Currently I have a scene with 3D objects that have AxisAligned bounding boxes attached to them.
While rendering the scene using a perspective projection (created with glm::perspective) I can successfully use raycasting and my mouse to "pick" different objects in my scene. Here is a demonstration.
If I render the same scene, but using an Orthographic projection, and positioning the camera above the facing down (looking down the Y axis, Imagine like a level editor fora game) I am unable to correctly raycasting from the where the user clicks on the screen so I can get MousePicking working while rendering using an Orthographic projection. Here is a demonstration of it not working.
My algorithm at a high level:
auto const coords = mouse.coords();
glm::vec2 const mouse_pos{coords.x, coords.y};
glm::vec3 ray_dir, ray_start;
if (perspective) { // This "works"
auto const ar = aspect_rate;
auto const fov = field_of_view;
glm::mat4 const proj_matrix = glm::perspective(fov, ar, f.near, f.far);
auto const& target_pos = camera.target.get_position();
glm::mat4 const view_matrix = glm::lookAt(target_pos, target_pos, glm::vec3{0, -1, 0});
ray_dir = Raycast::calculate_ray_into_screen(mouse_pos, proj_matrix, view_matrix, view_rect);
ray_start = camera.world_position();
}
else if (orthographic) { // This "doesn't work"
------------------------------------------------------------------------
*Tasks to perform*.
1: From the records below, return the lines word for word, beginning with the line that contains "Text: S: S — [173, 182, 180, 195]" and running through the line that contains "most 100 elements.".
2: Resume the text on mouse picking under an orthographic projection from the point where it stops.
------------------------------------------------------------------------
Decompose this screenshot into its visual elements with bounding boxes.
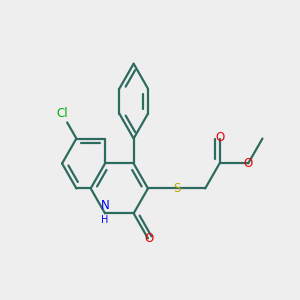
Text: S: S — [173, 182, 180, 195]
Text: Cl: Cl — [56, 107, 68, 120]
Text: O: O — [244, 157, 253, 170]
Text: H: H — [101, 215, 109, 225]
Text: N: N — [100, 199, 109, 212]
Text: O: O — [144, 232, 153, 245]
Text: O: O — [215, 131, 224, 144]
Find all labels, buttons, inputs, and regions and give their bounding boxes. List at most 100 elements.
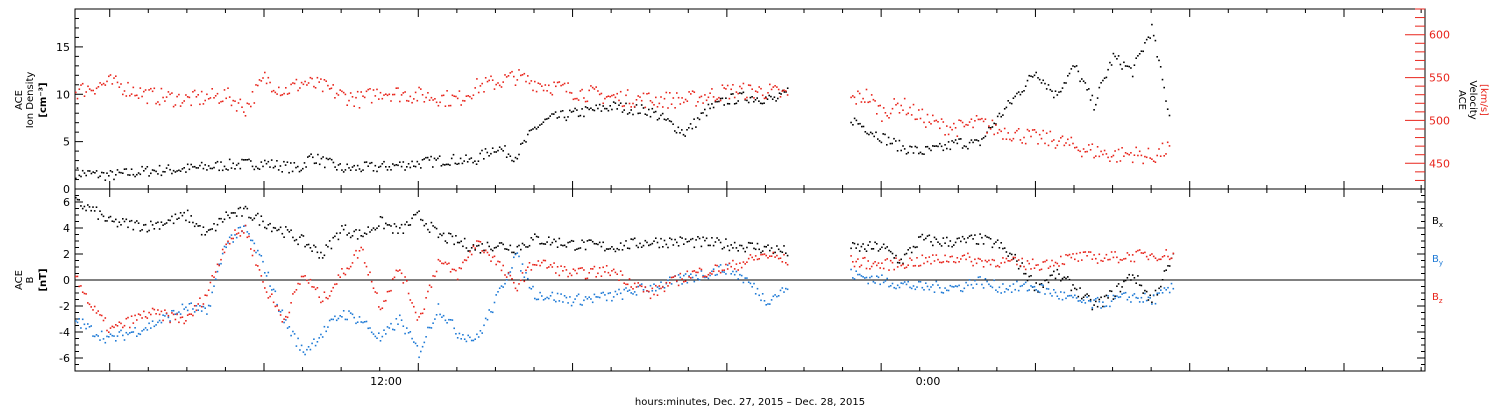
data-point-by (164, 315, 166, 317)
data-point-bx (307, 243, 310, 246)
data-point-by (879, 283, 881, 286)
data-point-velocity (167, 91, 170, 93)
data-point-bz (136, 319, 138, 321)
data-point-bx (129, 220, 131, 223)
data-point-bz (939, 261, 941, 264)
data-point-velocity (562, 83, 564, 86)
data-point-by (1112, 294, 1115, 297)
data-point-velocity (378, 98, 380, 100)
data-point-bx (609, 247, 611, 250)
data-point-by (623, 288, 625, 291)
data-point-velocity (595, 86, 597, 88)
data-point-velocity (704, 94, 706, 96)
data-point-bz (399, 269, 401, 271)
data-point-ion-density (1010, 102, 1013, 105)
data-point-ion-density (721, 97, 724, 100)
data-point-ion-density (725, 97, 727, 99)
data-point-velocity (781, 90, 784, 92)
data-point-bz (1149, 254, 1151, 256)
data-point-ion-density (1109, 61, 1111, 64)
data-point-bz (1112, 256, 1115, 259)
data-point-ion-density (481, 149, 483, 152)
data-point-velocity (1068, 144, 1071, 146)
data-point-bx (905, 252, 908, 255)
data-point-bz (753, 259, 755, 261)
data-point-bx (714, 241, 717, 243)
data-point-bx (518, 244, 520, 247)
data-point-ion-density (465, 154, 467, 156)
data-point-ion-density (660, 114, 662, 117)
data-point-velocity (1154, 161, 1157, 163)
data-point-bx (437, 236, 440, 239)
data-point-velocity (1107, 156, 1109, 159)
data-point-bx (1165, 269, 1167, 271)
data-point-bz (542, 259, 545, 262)
data-point-bx (1028, 275, 1030, 278)
data-point-velocity (663, 97, 666, 100)
data-point-ion-density (1151, 23, 1153, 26)
data-point-ion-density (404, 169, 406, 171)
data-point-bx (1109, 290, 1111, 292)
data-point-bz (514, 287, 517, 290)
data-point-bz (949, 256, 952, 258)
data-point-bz (695, 271, 697, 274)
data-point-bx (295, 238, 298, 241)
data-point-velocity (646, 93, 648, 95)
data-point-bx (257, 212, 259, 215)
data-point-ion-density (630, 109, 632, 111)
data-point-velocity (721, 84, 724, 86)
data-point-bx (579, 247, 582, 249)
data-point-bx (644, 239, 647, 242)
data-point-bz (565, 269, 568, 271)
data-point-ion-density (878, 140, 881, 142)
data-point-by (905, 283, 908, 286)
axis-ticks (75, 8, 1425, 371)
data-point-velocity (1100, 150, 1102, 153)
data-point-velocity (570, 92, 573, 94)
data-point-bz (363, 262, 366, 264)
data-point-velocity (1152, 160, 1155, 162)
data-point-ion-density (300, 169, 302, 172)
data-point-ion-density (975, 139, 978, 141)
data-point-velocity (1145, 156, 1148, 159)
data-point-bz (760, 253, 762, 256)
data-point-by (318, 337, 320, 339)
data-point-bz (965, 258, 967, 261)
data-point-ion-density (1084, 82, 1087, 84)
data-point-bx (369, 231, 371, 233)
data-point-by (293, 333, 296, 335)
data-point-ion-density (507, 153, 510, 155)
data-point-bx (122, 218, 124, 220)
data-point-ion-density (151, 169, 154, 171)
data-point-by (1075, 297, 1078, 299)
data-point-ion-density (1137, 55, 1139, 57)
data-point-velocity (1003, 127, 1006, 130)
data-point-by (858, 273, 861, 276)
data-point-by (285, 319, 287, 321)
data-point-bx (246, 207, 249, 210)
data-point-bx (448, 232, 450, 235)
y-tick-label-bottom: 2 (63, 248, 70, 261)
data-point-bz (646, 290, 648, 292)
data-point-bz (434, 275, 436, 278)
data-point-bx (444, 240, 447, 242)
data-point-by (993, 279, 995, 282)
data-point-ion-density (1070, 68, 1073, 70)
data-point-ion-density (493, 151, 496, 153)
data-point-ion-density (693, 118, 695, 120)
data-point-bx (679, 236, 682, 238)
data-point-bz (541, 261, 543, 264)
data-point-bz (193, 305, 196, 307)
data-point-ion-density (358, 168, 361, 170)
y-tick-label-bottom: 0 (63, 274, 70, 287)
data-point-by (528, 286, 531, 289)
data-point-ion-density (989, 127, 992, 129)
data-point-by (658, 287, 661, 290)
legend-bz: Bz (1432, 292, 1443, 305)
data-point-by (567, 302, 569, 304)
svg-text:[nT]: [nT] (38, 268, 49, 291)
data-point-bx (1116, 285, 1118, 287)
data-point-bx (400, 223, 403, 226)
data-point-by (181, 303, 184, 306)
data-point-velocity (348, 99, 350, 102)
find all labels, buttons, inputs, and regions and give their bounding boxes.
------------------------------------------------------------------------
*Exercise results*.
1:
Text: S: S — [173, 182, 180, 195]
Text: Cl: Cl — [56, 107, 68, 120]
Text: O: O — [244, 157, 253, 170]
Text: H: H — [101, 215, 109, 225]
Text: N: N — [100, 199, 109, 212]
Text: O: O — [144, 232, 153, 245]
Text: O: O — [215, 131, 224, 144]
Find all labels, buttons, inputs, and regions and give their bounding boxes. List at most 100 elements.

2:
glm::vec3 const POS = glm::vec3{50};
glm::vec3 const FORWARD = glm::vec3{0, -1, 0};
glm::vec3 const UP = glm::vec3{0, 0, -1};
// 1024, 768 with NEAR 0.001 and FAR 10000
//glm::mat4 proj_matrix = glm::ortho(0, 1024, 0, 768, 0.0001, 10000);
glm::mat4 proj_matrix = glm::ortho(0, 1024, 0, 768, 0.0001, 100);
// Look down at the scene from above
glm::mat4 view_matrix = glm::lookAt(POS, POS + FORWARD, UP);
// convert the mouse screen coordinates into world coordinates for the cube/ray test
auto const p0 = screen_to_world(mouse_pos, view_rect, proj_matrix, view_matrix, 0.0f);
auto const p1 = screen_to_world(mouse_pos, view_rect, proj_matrix, view_matrix, 1.0f);
ray_start = p0;
ray_dir = glm::normalize(p1 - p0);
}
bool const intersects = ray_intersects_cube(logger, ray_dir, ray_start,
eid, tr, cube, distances);
In perspective mode, we cast a ray into the scene and see if it intersects with the cube surrounding the object.
In orthographic mode, I'm casting two rays from the screen (one at z=0, the other at z=1) and creating a ray between those two points. I set the ray start point to where the mouse pointer is (with z=0) and use the ray direction just calculated as inputs into the same ray_cube_intersection algorithm.
My question is this
Since the MousePicking works using the Perspective projection, but not using an Orthographic projection:
Is it reasonable to assume the same ray_cube intersection algorithm can be used with a perspective/orthographic projection?
Is my thinking about setting the ray_start and ray_dir variables in the orthographic case correct?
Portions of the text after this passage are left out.